Extrait cité>
^^^^

Dans le camion de Czesław

Dans le camion

Je scrute Camille du coin de l’œil en me demandant encore ce qui nous a pris – comment on a fait pour être arrivés là tous les deux. Camille… on partage les 400 coups, les 1001 nuits, les 10 puissance 12 expériences, des parsecs de voyages.

Camille… Je me vois me souvenir de nos vies antérieures c’est pas un hasard tu t’appelais Yashan tu étais mon compagnon de voyage là-bas quelque part parmi les yourtes de Mongolie intérieure sur les steppes où nos regards se posaient debout sur nos chevaux arabes parfois quand tu en buvais tu foutais plein de lait de yak partout sur ta moustache… Il y a des choses qui ne s’expliquent pas.

C’est bon, yalla ! Le chauffeur monte dans la cabine – on fait les présentations il nous dit qu’il s’appelle Czesław – j’aime bien ce prénom polonais qui se prononce comme « J’ai soif »

Un tour de clés, frein à main levé, levier de vitesse poussé – et c’est parti dans la nuit calme et fraîche. Czesław conduit des camions depuis douze ans, il transporte du courrier.

C’est pas la première fois qu’on monte dans un camion mais ça fait toujours un léger choc. En effet de la cabine on a un panorama imprenable sur la route qui défile au gré de ses phares – la nuit nous appartient.

Camille et moi on contemple sans mot dire Czesław. Il conduit, calme et silencieux, parfois une clope au bec, parfois les deux mains serrées sur le volant. Et parfois il se tourne vers nous. Cheveux roux en pétard, yeux bleus-verts fatigués injectés de sang à force d’avoir trop roulé. Camille : « Il est possédé ce gars »

C‘est dans ce camion – avec Czesław aux yeux de fou – ses tonnes de lettres d’amour qui attendent leurs destinataires et Amy McDonald sur Radio Zet en fond sonore – que minuit ronronne.

Sur cet air .

Césure d’un jour à l’autre – la musique ringard est pour nous imperceptible – la nuit est la même – on trace plein gaz.

Les lampadaires défilent sur le macadam et se reflètent sur nos vitres – guirlandes de Noël qui nous montrent le chemin qui reste à parcourir – 80, 60, 45 puis 30 km –

Nowe Gniew et ses lumières rouges qui scintillent dans nos yeux fatigués – Cyndi Lauper –Time after time.

Rudno Tczew où Michael Jackson chante Billie Jean

Czesław est équipé d’une CB. On a beau pas comprendre le polonais – on devine ce qu’il fait quand il prend le micro – il lance des appels aux autres conducteurs aux environs

On arrive à Pruszcz Gdański – à une vingtaine de kilomètres de Gdańsk. Czesław lance un appel pour savoir si quelqu’un peut nous déposer dans le centre de Gdańsk. Mais personne répond et Czesław a l’air vraiment désolé quand il nous dépose dans une station-service aux abords de Pruszcz Gdański.

^^^^

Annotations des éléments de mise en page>
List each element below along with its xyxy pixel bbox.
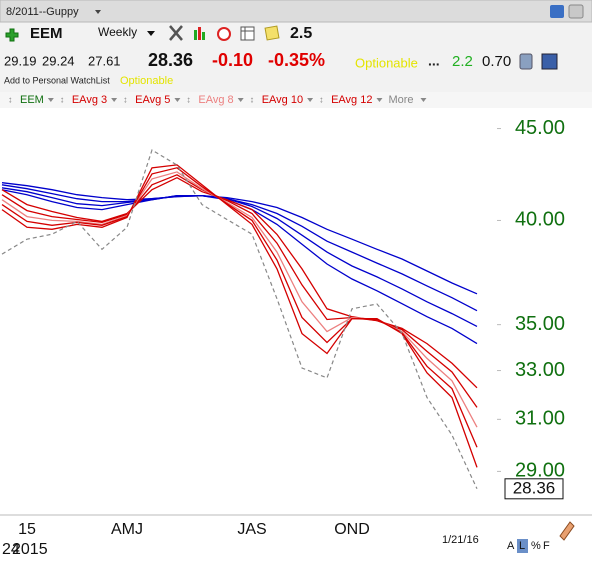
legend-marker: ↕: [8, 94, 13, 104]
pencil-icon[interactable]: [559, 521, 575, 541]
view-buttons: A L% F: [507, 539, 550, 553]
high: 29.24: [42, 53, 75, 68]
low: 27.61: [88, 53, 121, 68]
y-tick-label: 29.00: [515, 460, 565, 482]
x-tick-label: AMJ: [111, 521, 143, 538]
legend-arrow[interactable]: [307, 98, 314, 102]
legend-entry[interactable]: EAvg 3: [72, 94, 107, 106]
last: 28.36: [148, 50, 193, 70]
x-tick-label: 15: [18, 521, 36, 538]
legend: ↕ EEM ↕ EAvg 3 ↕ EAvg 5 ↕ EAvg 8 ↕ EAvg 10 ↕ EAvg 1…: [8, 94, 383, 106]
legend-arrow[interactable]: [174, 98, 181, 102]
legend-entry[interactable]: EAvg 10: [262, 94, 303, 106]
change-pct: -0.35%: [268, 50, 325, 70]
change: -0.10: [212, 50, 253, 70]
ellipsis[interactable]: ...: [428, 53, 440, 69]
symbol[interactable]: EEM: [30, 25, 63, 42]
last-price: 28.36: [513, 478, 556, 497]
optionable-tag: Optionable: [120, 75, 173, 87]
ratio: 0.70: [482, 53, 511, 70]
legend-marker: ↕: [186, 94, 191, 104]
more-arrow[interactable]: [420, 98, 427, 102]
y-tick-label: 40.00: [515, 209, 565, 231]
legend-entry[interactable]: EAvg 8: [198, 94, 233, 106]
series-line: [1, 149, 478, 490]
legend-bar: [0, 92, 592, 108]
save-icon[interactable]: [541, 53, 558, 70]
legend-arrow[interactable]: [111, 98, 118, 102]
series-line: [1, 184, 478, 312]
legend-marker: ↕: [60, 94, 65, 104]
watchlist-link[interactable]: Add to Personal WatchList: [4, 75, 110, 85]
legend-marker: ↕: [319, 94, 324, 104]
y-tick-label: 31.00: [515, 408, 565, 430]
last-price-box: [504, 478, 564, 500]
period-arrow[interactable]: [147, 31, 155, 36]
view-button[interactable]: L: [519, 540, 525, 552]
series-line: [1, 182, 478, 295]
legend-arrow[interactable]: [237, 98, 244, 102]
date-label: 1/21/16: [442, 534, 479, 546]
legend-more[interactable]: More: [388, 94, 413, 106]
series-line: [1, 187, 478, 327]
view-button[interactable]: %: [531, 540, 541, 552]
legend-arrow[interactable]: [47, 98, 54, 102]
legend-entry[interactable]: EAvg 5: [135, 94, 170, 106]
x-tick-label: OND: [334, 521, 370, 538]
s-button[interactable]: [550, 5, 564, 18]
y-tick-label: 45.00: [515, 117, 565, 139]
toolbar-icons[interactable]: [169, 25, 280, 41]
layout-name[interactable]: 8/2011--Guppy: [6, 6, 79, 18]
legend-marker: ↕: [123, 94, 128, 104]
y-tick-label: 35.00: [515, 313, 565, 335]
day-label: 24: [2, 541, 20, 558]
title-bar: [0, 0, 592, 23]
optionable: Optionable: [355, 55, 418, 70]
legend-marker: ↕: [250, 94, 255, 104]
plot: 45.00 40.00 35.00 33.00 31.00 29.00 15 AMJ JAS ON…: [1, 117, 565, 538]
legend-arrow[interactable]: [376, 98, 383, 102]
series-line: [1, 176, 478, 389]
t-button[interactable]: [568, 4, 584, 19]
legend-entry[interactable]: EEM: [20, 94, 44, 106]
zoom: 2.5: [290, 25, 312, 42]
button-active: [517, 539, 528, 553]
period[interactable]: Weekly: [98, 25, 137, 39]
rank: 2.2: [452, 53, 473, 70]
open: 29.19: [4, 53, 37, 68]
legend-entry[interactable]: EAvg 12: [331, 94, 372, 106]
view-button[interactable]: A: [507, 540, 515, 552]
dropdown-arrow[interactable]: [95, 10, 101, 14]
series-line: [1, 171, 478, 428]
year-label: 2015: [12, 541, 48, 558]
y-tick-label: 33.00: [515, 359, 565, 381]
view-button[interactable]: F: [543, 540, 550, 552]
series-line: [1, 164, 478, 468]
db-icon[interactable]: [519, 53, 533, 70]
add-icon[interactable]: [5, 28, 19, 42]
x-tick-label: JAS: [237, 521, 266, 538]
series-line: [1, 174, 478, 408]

^^^^

Consigne 1>
En une à trois phrases, expliquez pourquoi les yeux de Czesław sont injectés de sang, en vous appuyant sur l'extrait.
Consigne 2>
Selon l'extrait, depuis combien d'années Czesław conduit-il des camions ?
Veuillez vous fonder exclusivement sur l'extrait.

Résultat attendu 1>
Les yeux de Czesław sont injectés de sang à force d'avoir trop roulé. L'extrait les décrit d'ailleurs comme fatigués.

Résultat attendu 2>
Depuis douze ans.